Exercise> Pick out each line in these entries that contains the string "πρέπει".

########

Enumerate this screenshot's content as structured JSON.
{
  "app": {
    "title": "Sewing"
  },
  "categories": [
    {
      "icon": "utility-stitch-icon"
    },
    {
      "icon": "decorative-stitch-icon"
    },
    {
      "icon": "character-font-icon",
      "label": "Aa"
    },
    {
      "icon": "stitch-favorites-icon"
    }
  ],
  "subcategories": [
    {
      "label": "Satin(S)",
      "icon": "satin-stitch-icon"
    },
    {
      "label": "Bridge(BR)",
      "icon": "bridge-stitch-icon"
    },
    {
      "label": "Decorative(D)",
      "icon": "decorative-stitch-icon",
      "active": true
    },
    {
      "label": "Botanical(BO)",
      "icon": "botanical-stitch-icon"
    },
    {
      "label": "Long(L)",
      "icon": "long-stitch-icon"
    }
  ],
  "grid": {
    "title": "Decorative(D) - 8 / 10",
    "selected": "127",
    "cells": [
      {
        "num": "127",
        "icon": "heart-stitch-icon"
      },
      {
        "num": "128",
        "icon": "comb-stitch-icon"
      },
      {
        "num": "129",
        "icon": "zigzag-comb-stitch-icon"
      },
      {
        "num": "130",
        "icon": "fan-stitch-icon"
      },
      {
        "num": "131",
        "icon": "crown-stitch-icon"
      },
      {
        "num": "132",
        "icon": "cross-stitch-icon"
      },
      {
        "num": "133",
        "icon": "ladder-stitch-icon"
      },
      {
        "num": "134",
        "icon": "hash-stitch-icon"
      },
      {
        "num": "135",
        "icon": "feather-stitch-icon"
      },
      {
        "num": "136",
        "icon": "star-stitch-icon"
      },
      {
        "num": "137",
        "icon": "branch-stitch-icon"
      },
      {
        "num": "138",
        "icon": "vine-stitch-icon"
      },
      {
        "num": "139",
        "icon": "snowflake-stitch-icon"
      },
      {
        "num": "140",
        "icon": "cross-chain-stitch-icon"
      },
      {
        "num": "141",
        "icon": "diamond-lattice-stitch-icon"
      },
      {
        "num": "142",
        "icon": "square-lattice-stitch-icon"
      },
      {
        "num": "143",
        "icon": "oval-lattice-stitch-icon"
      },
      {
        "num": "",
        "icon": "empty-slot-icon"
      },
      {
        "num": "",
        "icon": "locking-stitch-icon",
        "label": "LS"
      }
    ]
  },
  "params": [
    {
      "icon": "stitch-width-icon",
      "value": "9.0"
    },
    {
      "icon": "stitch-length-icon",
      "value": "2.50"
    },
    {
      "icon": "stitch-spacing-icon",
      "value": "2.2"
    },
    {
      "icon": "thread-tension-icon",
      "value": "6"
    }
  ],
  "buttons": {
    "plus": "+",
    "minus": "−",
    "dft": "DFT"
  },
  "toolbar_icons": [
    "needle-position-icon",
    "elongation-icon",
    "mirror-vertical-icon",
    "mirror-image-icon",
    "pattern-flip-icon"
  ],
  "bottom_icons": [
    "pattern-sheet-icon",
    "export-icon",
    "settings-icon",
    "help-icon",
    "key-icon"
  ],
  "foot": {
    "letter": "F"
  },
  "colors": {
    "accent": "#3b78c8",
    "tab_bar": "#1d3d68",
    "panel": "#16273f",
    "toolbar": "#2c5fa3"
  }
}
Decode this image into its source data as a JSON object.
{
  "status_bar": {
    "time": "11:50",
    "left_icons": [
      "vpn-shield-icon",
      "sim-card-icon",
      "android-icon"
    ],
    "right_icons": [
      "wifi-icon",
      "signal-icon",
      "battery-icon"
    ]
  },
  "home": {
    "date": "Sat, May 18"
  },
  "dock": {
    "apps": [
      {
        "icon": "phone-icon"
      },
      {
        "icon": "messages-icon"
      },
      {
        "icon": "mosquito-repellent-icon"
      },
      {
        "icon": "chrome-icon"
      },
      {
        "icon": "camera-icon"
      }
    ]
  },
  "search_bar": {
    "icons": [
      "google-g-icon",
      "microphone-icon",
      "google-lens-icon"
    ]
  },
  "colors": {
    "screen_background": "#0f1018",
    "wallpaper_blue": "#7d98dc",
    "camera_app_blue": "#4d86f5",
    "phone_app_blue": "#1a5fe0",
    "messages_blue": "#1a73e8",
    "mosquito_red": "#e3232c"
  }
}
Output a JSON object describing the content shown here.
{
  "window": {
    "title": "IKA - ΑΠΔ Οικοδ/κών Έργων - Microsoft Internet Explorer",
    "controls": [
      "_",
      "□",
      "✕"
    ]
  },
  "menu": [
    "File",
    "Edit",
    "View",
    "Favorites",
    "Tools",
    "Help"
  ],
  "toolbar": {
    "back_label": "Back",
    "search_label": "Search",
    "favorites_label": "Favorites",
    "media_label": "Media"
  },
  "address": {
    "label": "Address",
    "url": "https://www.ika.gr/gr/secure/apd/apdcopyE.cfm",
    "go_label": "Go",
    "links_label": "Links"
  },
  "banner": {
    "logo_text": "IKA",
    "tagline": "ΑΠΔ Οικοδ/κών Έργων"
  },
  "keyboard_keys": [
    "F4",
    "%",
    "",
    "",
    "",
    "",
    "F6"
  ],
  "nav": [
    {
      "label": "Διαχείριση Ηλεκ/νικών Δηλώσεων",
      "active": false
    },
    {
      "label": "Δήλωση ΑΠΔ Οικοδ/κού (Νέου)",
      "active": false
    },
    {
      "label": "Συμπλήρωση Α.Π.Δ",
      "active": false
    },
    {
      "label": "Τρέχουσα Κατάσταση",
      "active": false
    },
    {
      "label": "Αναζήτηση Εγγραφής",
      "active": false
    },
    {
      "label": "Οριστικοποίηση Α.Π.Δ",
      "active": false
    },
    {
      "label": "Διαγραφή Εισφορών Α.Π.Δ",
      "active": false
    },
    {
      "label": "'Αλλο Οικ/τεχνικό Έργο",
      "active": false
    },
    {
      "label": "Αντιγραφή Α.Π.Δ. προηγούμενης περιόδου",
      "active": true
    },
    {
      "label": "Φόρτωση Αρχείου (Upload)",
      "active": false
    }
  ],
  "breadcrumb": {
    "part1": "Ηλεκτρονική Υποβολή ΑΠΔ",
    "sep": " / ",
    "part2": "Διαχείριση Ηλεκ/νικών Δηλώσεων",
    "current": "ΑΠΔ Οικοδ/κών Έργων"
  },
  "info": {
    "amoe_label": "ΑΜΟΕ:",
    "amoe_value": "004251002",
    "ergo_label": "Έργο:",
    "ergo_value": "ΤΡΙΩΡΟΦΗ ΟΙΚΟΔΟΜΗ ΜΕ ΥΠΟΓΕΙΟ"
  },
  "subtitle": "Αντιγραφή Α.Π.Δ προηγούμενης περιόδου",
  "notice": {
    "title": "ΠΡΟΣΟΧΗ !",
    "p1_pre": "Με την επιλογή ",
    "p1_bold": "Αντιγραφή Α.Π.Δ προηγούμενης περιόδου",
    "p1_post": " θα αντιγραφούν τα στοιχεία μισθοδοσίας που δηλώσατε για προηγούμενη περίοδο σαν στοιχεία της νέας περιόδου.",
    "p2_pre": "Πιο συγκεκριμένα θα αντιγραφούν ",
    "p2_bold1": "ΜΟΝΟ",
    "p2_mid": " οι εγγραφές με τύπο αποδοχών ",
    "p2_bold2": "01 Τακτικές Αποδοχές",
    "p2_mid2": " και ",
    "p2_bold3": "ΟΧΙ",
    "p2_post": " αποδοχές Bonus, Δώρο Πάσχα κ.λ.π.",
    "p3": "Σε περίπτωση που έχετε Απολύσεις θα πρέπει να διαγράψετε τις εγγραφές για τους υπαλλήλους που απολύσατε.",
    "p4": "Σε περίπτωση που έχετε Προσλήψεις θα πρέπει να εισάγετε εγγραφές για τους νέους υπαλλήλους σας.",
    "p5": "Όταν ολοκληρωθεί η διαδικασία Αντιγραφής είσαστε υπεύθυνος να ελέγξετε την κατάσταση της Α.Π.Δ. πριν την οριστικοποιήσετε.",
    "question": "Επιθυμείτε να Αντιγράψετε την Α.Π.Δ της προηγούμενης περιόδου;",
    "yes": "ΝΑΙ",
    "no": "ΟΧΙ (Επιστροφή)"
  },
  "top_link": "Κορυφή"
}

########

Output for this exercise>
    "p3": "Σε περίπτωση που έχετε Απολύσεις θα πρέπει να διαγράψετε τις εγγραφές για τους υπαλλήλους που απολύσατε.",
    "p4": "Σε περίπτωση που έχετε Προσλήψεις θα πρέπει να εισάγετε εγγραφές για τους νέους υπαλλήλους σας.",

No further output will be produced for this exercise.